In the records that follow, locate every line with "type" and extract it.
>> Start Dataset entries
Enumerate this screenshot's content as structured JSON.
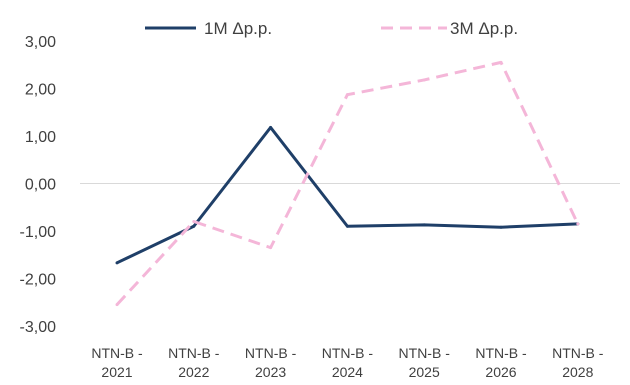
{
  "chart_data": {
    "type": "line",
    "categories": [
      [
        "NTN-B -",
        "2021"
      ],
      [
        "NTN-B -",
        "2022"
      ],
      [
        "NTN-B -",
        "2023"
      ],
      [
        "NTN-B -",
        "2024"
      ],
      [
        "NTN-B -",
        "2025"
      ],
      [
        "NTN-B -",
        "2026"
      ],
      [
        "NTN-B -",
        "2028"
      ]
    ],
    "series": [
      {
        "name": "1M Δp.p.",
        "color": "#1f3f68",
        "style": "solid",
        "values": [
          -1.67,
          -0.9,
          1.18,
          -0.9,
          -0.87,
          -0.92,
          -0.85
        ]
      },
      {
        "name": "3M Δp.p.",
        "color": "#f4b6d8",
        "style": "dashed",
        "values": [
          -2.55,
          -0.8,
          -1.35,
          1.87,
          2.18,
          2.55,
          -0.85
        ]
      }
    ],
    "y_ticks": [
      "3,00",
      "2,00",
      "1,00",
      "0,00",
      "-1,00",
      "-2,00",
      "-3,00"
    ],
    "ylim": [
      -3,
      3
    ],
    "legend_position": "top",
    "grid": false,
    "zero_line": true
  }
}
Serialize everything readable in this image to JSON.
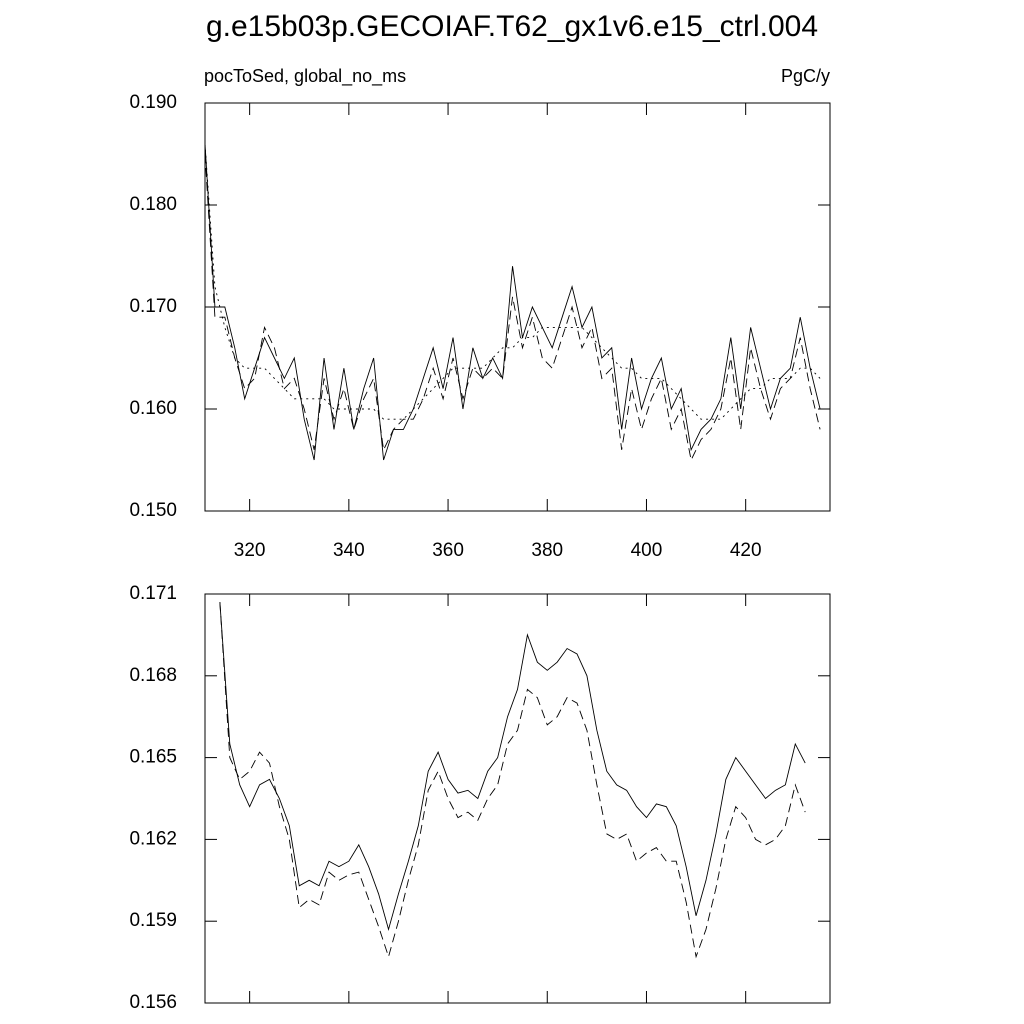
{
  "chart_data": [
    {
      "type": "line",
      "title": "g.e15b03p.GECOIAF.T62_gx1v6.e15_ctrl.004",
      "subtitle": "pocToSed, global_no_ms",
      "units": "PgC/y",
      "x": [
        311,
        313,
        315,
        317,
        319,
        321,
        323,
        325,
        327,
        329,
        331,
        333,
        335,
        337,
        339,
        341,
        343,
        345,
        347,
        349,
        351,
        353,
        355,
        357,
        359,
        361,
        363,
        365,
        367,
        369,
        371,
        373,
        375,
        377,
        379,
        381,
        383,
        385,
        387,
        389,
        391,
        393,
        395,
        397,
        399,
        401,
        403,
        405,
        407,
        409,
        411,
        413,
        415,
        417,
        419,
        421,
        423,
        425,
        427,
        429,
        431,
        433,
        435
      ],
      "xlim": [
        311,
        437
      ],
      "xticks": [
        320,
        340,
        360,
        380,
        400,
        420
      ],
      "xtick_labels": true,
      "ylim": [
        0.15,
        0.19
      ],
      "yticks": [
        {
          "value": 0.15,
          "label": "0.150"
        },
        {
          "value": 0.16,
          "label": "0.160"
        },
        {
          "value": 0.17,
          "label": "0.170"
        },
        {
          "value": 0.18,
          "label": "0.180"
        },
        {
          "value": 0.19,
          "label": "0.190"
        }
      ],
      "series": [
        {
          "color": "#000000",
          "dash": "solid",
          "values": [
            0.186,
            0.17,
            0.17,
            0.166,
            0.161,
            0.164,
            0.167,
            0.165,
            0.163,
            0.165,
            0.159,
            0.155,
            0.165,
            0.158,
            0.164,
            0.158,
            0.162,
            0.165,
            0.155,
            0.158,
            0.158,
            0.16,
            0.163,
            0.166,
            0.162,
            0.167,
            0.16,
            0.166,
            0.163,
            0.165,
            0.163,
            0.174,
            0.167,
            0.17,
            0.168,
            0.166,
            0.169,
            0.172,
            0.168,
            0.17,
            0.165,
            0.166,
            0.158,
            0.165,
            0.16,
            0.163,
            0.165,
            0.16,
            0.162,
            0.156,
            0.158,
            0.159,
            0.161,
            0.167,
            0.16,
            0.168,
            0.164,
            0.16,
            0.163,
            0.164,
            0.169,
            0.164,
            0.16
          ]
        },
        {
          "color": "#000000",
          "dash": "dashed",
          "values": [
            0.185,
            0.169,
            0.169,
            0.165,
            0.162,
            0.163,
            0.168,
            0.166,
            0.162,
            0.163,
            0.16,
            0.156,
            0.163,
            0.159,
            0.162,
            0.158,
            0.161,
            0.163,
            0.156,
            0.158,
            0.159,
            0.159,
            0.161,
            0.164,
            0.161,
            0.165,
            0.161,
            0.164,
            0.163,
            0.164,
            0.163,
            0.171,
            0.166,
            0.169,
            0.165,
            0.164,
            0.167,
            0.17,
            0.166,
            0.168,
            0.163,
            0.164,
            0.156,
            0.162,
            0.158,
            0.161,
            0.163,
            0.158,
            0.16,
            0.155,
            0.157,
            0.158,
            0.16,
            0.165,
            0.158,
            0.166,
            0.162,
            0.159,
            0.162,
            0.163,
            0.167,
            0.162,
            0.158
          ]
        },
        {
          "color": "#000000",
          "dash": "dotted",
          "values": [
            0.186,
            0.172,
            0.168,
            0.165,
            0.164,
            0.164,
            0.164,
            0.163,
            0.162,
            0.161,
            0.161,
            0.161,
            0.161,
            0.16,
            0.16,
            0.16,
            0.16,
            0.16,
            0.159,
            0.159,
            0.159,
            0.16,
            0.161,
            0.162,
            0.163,
            0.164,
            0.164,
            0.164,
            0.164,
            0.165,
            0.166,
            0.166,
            0.167,
            0.167,
            0.168,
            0.168,
            0.168,
            0.168,
            0.168,
            0.167,
            0.166,
            0.165,
            0.164,
            0.164,
            0.163,
            0.163,
            0.163,
            0.162,
            0.161,
            0.16,
            0.159,
            0.159,
            0.159,
            0.16,
            0.161,
            0.162,
            0.162,
            0.163,
            0.163,
            0.163,
            0.164,
            0.164,
            0.163
          ]
        }
      ]
    },
    {
      "type": "line",
      "x": [
        314,
        316,
        318,
        320,
        322,
        324,
        326,
        328,
        330,
        332,
        334,
        336,
        338,
        340,
        342,
        344,
        346,
        348,
        350,
        352,
        354,
        356,
        358,
        360,
        362,
        364,
        366,
        368,
        370,
        372,
        374,
        376,
        378,
        380,
        382,
        384,
        386,
        388,
        390,
        392,
        394,
        396,
        398,
        400,
        402,
        404,
        406,
        408,
        410,
        412,
        414,
        416,
        418,
        420,
        422,
        424,
        426,
        428,
        430,
        432
      ],
      "xlim": [
        311,
        437
      ],
      "xticks": [
        320,
        340,
        360,
        380,
        400,
        420
      ],
      "xtick_labels": false,
      "ylim": [
        0.156,
        0.171
      ],
      "yticks": [
        0.156,
        0.159,
        0.162,
        0.165,
        0.168,
        0.171
      ],
      "series": [
        {
          "color": "#000000",
          "dash": "solid",
          "values": [
            0.1707,
            0.1655,
            0.164,
            0.1632,
            0.164,
            0.1642,
            0.1635,
            0.1625,
            0.1603,
            0.1605,
            0.1603,
            0.1612,
            0.161,
            0.1612,
            0.1618,
            0.161,
            0.16,
            0.1587,
            0.16,
            0.1612,
            0.1625,
            0.1645,
            0.1652,
            0.1642,
            0.1637,
            0.1638,
            0.1635,
            0.1645,
            0.165,
            0.1665,
            0.1675,
            0.1695,
            0.1685,
            0.1682,
            0.1685,
            0.169,
            0.1688,
            0.168,
            0.166,
            0.1645,
            0.164,
            0.1638,
            0.1632,
            0.1628,
            0.1633,
            0.1632,
            0.1625,
            0.161,
            0.1592,
            0.1605,
            0.1622,
            0.1642,
            0.165,
            0.1645,
            0.164,
            0.1635,
            0.1638,
            0.164,
            0.1655,
            0.1648
          ]
        },
        {
          "color": "#000000",
          "dash": "dashed",
          "values": [
            0.1707,
            0.165,
            0.1642,
            0.1645,
            0.1652,
            0.1648,
            0.1632,
            0.162,
            0.1595,
            0.1598,
            0.1596,
            0.1608,
            0.1605,
            0.1607,
            0.1608,
            0.1598,
            0.1588,
            0.1577,
            0.159,
            0.1605,
            0.1618,
            0.1638,
            0.1645,
            0.1635,
            0.1628,
            0.163,
            0.1627,
            0.1635,
            0.164,
            0.1655,
            0.166,
            0.1675,
            0.1672,
            0.1662,
            0.1665,
            0.1672,
            0.167,
            0.166,
            0.164,
            0.1622,
            0.162,
            0.1622,
            0.1612,
            0.1615,
            0.1617,
            0.1612,
            0.1612,
            0.1597,
            0.1577,
            0.1587,
            0.1602,
            0.162,
            0.1632,
            0.1628,
            0.162,
            0.1618,
            0.162,
            0.1625,
            0.164,
            0.163
          ]
        }
      ]
    }
  ]
}
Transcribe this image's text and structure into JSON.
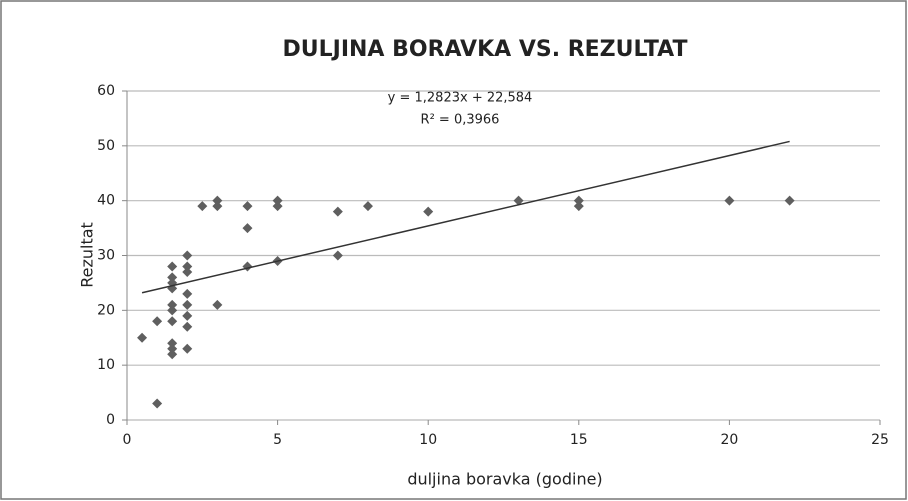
{
  "chart_data": {
    "type": "scatter",
    "title": "DULJINA BORAVKA VS. REZULTAT",
    "x_label": "duljina boravka (godine)",
    "y_label": "Rezultat",
    "annotations": [
      "y = 1,2823x + 22,584",
      "R² = 0,3966"
    ],
    "series": [
      {
        "name": "Rezultat",
        "color": "#5f5f5f",
        "x": [
          0.5,
          1,
          1,
          1.5,
          1.5,
          1.5,
          1.5,
          1.5,
          1.5,
          1.5,
          1.5,
          1.5,
          1.5,
          2,
          2,
          2,
          2,
          2,
          2,
          2,
          2,
          2.5,
          3,
          3,
          3,
          4,
          4,
          4,
          5,
          5,
          5,
          7,
          7,
          8,
          10,
          13,
          15,
          15,
          20,
          22
        ],
        "values": [
          15,
          18,
          3,
          28,
          26,
          25,
          24,
          21,
          20,
          18,
          14,
          13,
          12,
          30,
          28,
          27,
          23,
          21,
          19,
          17,
          13,
          39,
          40,
          39,
          21,
          39,
          35,
          28,
          40,
          39,
          29,
          38,
          30,
          39,
          38,
          40,
          40,
          39,
          40,
          40
        ]
      }
    ],
    "trendline": {
      "color": "#333333",
      "x": [
        0.5,
        22
      ],
      "values": [
        23.2,
        50.8
      ]
    },
    "xlim": [
      0,
      25
    ],
    "xticks": [
      0,
      5,
      10,
      15,
      20,
      25
    ],
    "ylim": [
      0,
      60
    ],
    "yticks": [
      0,
      10,
      20,
      30,
      40,
      50,
      60
    ],
    "grid": true
  }
}
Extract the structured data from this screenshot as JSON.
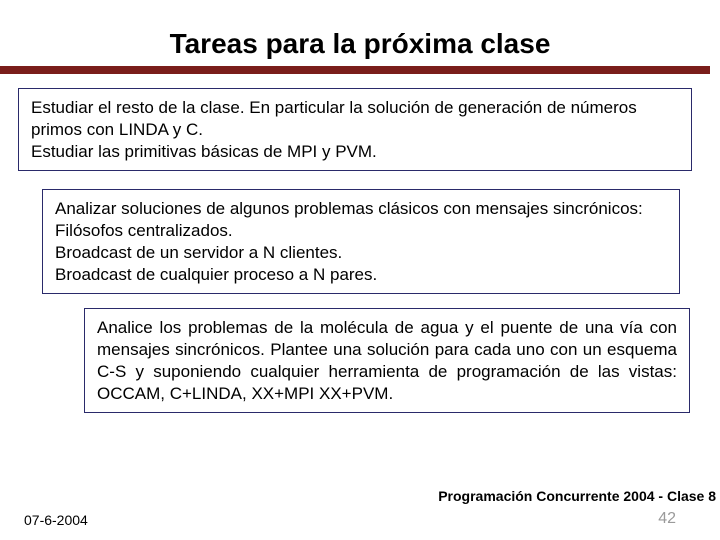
{
  "title": "Tareas para la próxima clase",
  "colors": {
    "rule": "#7a1d1a",
    "box_border": "#2a2a6a",
    "text": "#000000",
    "page_number": "#9a9a9a",
    "background": "#ffffff"
  },
  "boxes": [
    {
      "lines": [
        "Estudiar el resto de la clase. En particular la solución de generación de números primos con LINDA y C.",
        "Estudiar las primitivas básicas de MPI y PVM."
      ]
    },
    {
      "lines": [
        "Analizar soluciones de algunos problemas clásicos con mensajes sincrónicos:",
        "Filósofos centralizados.",
        "Broadcast de un servidor a N clientes.",
        "Broadcast de cualquier proceso a N pares."
      ]
    },
    {
      "lines": [
        "Analice los problemas de la molécula de agua y el puente de una vía con mensajes sincrónicos. Plantee una solución para cada uno con un esquema C-S y suponiendo cualquier herramienta de programación de las vistas: OCCAM, C+LINDA, XX+MPI XX+PVM."
      ]
    }
  ],
  "footer": {
    "course": "Programación Concurrente 2004 - Clase 8",
    "date": "07-6-2004",
    "page": "42"
  }
}
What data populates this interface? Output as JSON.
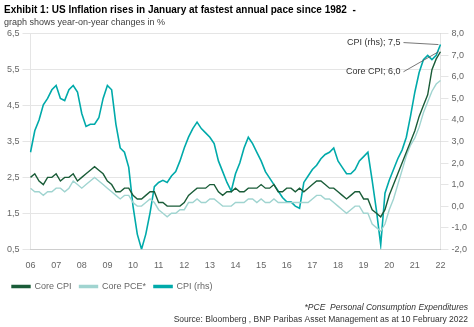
>> End Dataset entries
*The reply*.
    "type": "line",
      "type": "line",
      "type": "line",
    "type": "scatter",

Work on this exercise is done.